### PROVIDED RECORDS ###

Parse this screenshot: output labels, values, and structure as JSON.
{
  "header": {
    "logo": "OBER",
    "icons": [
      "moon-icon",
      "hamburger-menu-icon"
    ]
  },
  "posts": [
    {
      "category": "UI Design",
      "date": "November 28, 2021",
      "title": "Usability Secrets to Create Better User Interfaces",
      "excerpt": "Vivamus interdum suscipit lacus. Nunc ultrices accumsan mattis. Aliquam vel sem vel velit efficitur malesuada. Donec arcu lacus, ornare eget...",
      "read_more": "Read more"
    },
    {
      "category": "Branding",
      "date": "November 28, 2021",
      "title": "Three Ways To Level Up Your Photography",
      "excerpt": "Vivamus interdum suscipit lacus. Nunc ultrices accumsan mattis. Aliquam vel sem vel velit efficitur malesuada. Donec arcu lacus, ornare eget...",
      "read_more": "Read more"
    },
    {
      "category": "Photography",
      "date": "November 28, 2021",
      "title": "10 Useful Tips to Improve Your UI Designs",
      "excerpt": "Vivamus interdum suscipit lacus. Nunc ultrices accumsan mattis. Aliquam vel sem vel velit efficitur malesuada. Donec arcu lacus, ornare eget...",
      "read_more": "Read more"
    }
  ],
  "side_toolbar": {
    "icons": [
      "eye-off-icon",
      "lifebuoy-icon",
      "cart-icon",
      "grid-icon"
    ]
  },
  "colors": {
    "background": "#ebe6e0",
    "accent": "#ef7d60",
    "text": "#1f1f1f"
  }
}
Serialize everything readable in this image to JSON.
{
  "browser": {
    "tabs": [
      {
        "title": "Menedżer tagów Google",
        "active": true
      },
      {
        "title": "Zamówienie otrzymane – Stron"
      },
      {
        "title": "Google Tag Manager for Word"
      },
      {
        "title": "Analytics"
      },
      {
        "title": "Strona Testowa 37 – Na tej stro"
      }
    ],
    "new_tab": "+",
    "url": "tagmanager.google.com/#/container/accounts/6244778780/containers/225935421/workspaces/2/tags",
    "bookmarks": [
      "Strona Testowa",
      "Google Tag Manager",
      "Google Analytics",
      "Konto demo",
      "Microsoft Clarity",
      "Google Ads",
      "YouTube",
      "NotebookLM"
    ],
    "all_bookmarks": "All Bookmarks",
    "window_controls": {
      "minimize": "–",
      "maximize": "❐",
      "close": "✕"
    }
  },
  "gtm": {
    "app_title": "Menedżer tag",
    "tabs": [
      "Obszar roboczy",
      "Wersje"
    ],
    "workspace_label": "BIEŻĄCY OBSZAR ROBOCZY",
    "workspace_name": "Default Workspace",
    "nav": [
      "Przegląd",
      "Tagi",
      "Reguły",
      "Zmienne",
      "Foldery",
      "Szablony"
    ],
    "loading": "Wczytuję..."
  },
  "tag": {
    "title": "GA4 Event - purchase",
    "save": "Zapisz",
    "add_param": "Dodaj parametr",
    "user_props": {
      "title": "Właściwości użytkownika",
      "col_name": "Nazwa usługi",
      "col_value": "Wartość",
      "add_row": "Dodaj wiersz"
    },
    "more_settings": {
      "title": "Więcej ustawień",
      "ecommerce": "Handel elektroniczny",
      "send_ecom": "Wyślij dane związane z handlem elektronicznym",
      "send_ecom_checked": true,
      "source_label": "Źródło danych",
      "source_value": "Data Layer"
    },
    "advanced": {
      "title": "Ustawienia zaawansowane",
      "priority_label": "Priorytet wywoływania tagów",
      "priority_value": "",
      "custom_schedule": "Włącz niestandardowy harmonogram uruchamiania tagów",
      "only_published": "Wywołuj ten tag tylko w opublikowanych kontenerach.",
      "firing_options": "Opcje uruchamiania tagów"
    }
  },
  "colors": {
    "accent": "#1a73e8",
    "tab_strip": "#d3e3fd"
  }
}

###

◆ SET EXERCISE
Each entry above needs to be retyped exactly.

◆ FINAL RESULT
Parse this screenshot: output labels, values, and structure as JSON.
{
  "header": {
    "logo": "OBER",
    "icons": [
      "moon-icon",
      "hamburger-menu-icon"
    ]
  },
  "posts": [
    {
      "category": "UI Design",
      "date": "November 28, 2021",
      "title": "Usability Secrets to Create Better User Interfaces",
      "excerpt": "Vivamus interdum suscipit lacus. Nunc ultrices accumsan mattis. Aliquam vel sem vel velit efficitur malesuada. Donec arcu lacus, ornare eget...",
      "read_more": "Read more"
    },
    {
      "category": "Branding",
      "date": "November 28, 2021",
      "title": "Three Ways To Level Up Your Photography",
      "excerpt": "Vivamus interdum suscipit lacus. Nunc ultrices accumsan mattis. Aliquam vel sem vel velit efficitur malesuada. Donec arcu lacus, ornare eget...",
      "read_more": "Read more"
    },
    {
      "category": "Photography",
      "date": "November 28, 2021",
      "title": "10 Useful Tips to Improve Your UI Designs",
      "excerpt": "Vivamus interdum suscipit lacus. Nunc ultrices accumsan mattis. Aliquam vel sem vel velit efficitur malesuada. Donec arcu lacus, ornare eget...",
      "read_more": "Read more"
    }
  ],
  "side_toolbar": {
    "icons": [
      "eye-off-icon",
      "lifebuoy-icon",
      "cart-icon",
      "grid-icon"
    ]
  },
  "colors": {
    "background": "#ebe6e0",
    "accent": "#ef7d60",
    "text": "#1f1f1f"
  }
}
Serialize everything readable in this image to JSON.
{
  "browser": {
    "tabs": [
      {
        "title": "Menedżer tagów Google",
        "active": true
      },
      {
        "title": "Zamówienie otrzymane – Stron"
      },
      {
        "title": "Google Tag Manager for Word"
      },
      {
        "title": "Analytics"
      },
      {
        "title": "Strona Testowa 37 – Na tej stro"
      }
    ],
    "new_tab": "+",
    "url": "tagmanager.google.com/#/container/accounts/6244778780/containers/225935421/workspaces/2/tags",
    "bookmarks": [
      "Strona Testowa",
      "Google Tag Manager",
      "Google Analytics",
      "Konto demo",
      "Microsoft Clarity",
      "Google Ads",
      "YouTube",
      "NotebookLM"
    ],
    "all_bookmarks": "All Bookmarks",
    "window_controls": {
      "minimize": "–",
      "maximize": "❐",
      "close": "✕"
    }
  },
  "gtm": {
    "app_title": "Menedżer tag",
    "tabs": [
      "Obszar roboczy",
      "Wersje"
    ],
    "workspace_label": "BIEŻĄCY OBSZAR ROBOCZY",
    "workspace_name": "Default Workspace",
    "nav": [
      "Przegląd",
      "Tagi",
      "Reguły",
      "Zmienne",
      "Foldery",
      "Szablony"
    ],
    "loading": "Wczytuję..."
  },
  "tag": {
    "title": "GA4 Event - purchase",
    "save": "Zapisz",
    "add_param": "Dodaj parametr",
    "user_props": {
      "title": "Właściwości użytkownika",
      "col_name": "Nazwa usługi",
      "col_value": "Wartość",
      "add_row": "Dodaj wiersz"
    },
    "more_settings": {
      "title": "Więcej ustawień",
      "ecommerce": "Handel elektroniczny",
      "send_ecom": "Wyślij dane związane z handlem elektronicznym",
      "send_ecom_checked": true,
      "source_label": "Źródło danych",
      "source_value": "Data Layer"
    },
    "advanced": {
      "title": "Ustawienia zaawansowane",
      "priority_label": "Priorytet wywoływania tagów",
      "priority_value": "",
      "custom_schedule": "Włącz niestandardowy harmonogram uruchamiania tagów",
      "only_published": "Wywołuj ten tag tylko w opublikowanych kontenerach.",
      "firing_options": "Opcje uruchamiania tagów"
    }
  },
  "colors": {
    "accent": "#1a73e8",
    "tab_strip": "#d3e3fd"
  }
}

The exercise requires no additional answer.